PROBLEM TO SOLVE.
Gather all lines from the material that contain the word "戴着眼镜".

═════ DATASET RECORDS

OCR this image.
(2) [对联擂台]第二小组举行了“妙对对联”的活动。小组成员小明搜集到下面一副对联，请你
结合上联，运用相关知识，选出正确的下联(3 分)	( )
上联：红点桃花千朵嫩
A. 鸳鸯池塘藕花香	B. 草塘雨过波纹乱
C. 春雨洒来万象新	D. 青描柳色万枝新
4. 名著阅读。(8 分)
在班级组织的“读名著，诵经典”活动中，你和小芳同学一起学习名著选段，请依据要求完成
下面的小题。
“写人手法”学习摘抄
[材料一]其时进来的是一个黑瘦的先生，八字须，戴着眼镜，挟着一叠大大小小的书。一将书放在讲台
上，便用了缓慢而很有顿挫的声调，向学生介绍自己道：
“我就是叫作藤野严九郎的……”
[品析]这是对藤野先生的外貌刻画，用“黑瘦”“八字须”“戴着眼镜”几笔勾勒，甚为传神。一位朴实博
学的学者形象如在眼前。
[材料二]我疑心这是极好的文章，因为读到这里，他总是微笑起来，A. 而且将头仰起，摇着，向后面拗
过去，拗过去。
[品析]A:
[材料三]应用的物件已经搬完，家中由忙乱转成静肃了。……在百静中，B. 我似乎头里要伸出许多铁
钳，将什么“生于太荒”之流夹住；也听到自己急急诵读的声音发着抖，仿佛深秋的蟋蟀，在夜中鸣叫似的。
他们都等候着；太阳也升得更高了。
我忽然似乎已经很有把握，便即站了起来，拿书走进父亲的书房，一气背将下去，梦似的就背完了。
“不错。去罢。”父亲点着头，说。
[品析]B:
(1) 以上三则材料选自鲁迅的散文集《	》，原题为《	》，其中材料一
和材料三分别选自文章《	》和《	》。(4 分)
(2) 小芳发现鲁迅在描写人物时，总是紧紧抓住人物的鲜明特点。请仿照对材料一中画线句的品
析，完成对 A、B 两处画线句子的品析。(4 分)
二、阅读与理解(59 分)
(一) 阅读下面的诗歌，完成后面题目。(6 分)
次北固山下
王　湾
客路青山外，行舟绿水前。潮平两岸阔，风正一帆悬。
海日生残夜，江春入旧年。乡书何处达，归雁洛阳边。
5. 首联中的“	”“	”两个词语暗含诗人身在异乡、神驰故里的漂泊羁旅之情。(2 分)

══════════

CORRECT RESULT.
[材料一]其时进来的是一个黑瘦的先生，八字须，戴着眼镜，挟着一叠大大小小的书。一将书放在讲台
[品析]这是对藤野先生的外貌刻画，用“黑瘦”“八字须”“戴着眼镜”几笔勾勒，甚为传神。一位朴实博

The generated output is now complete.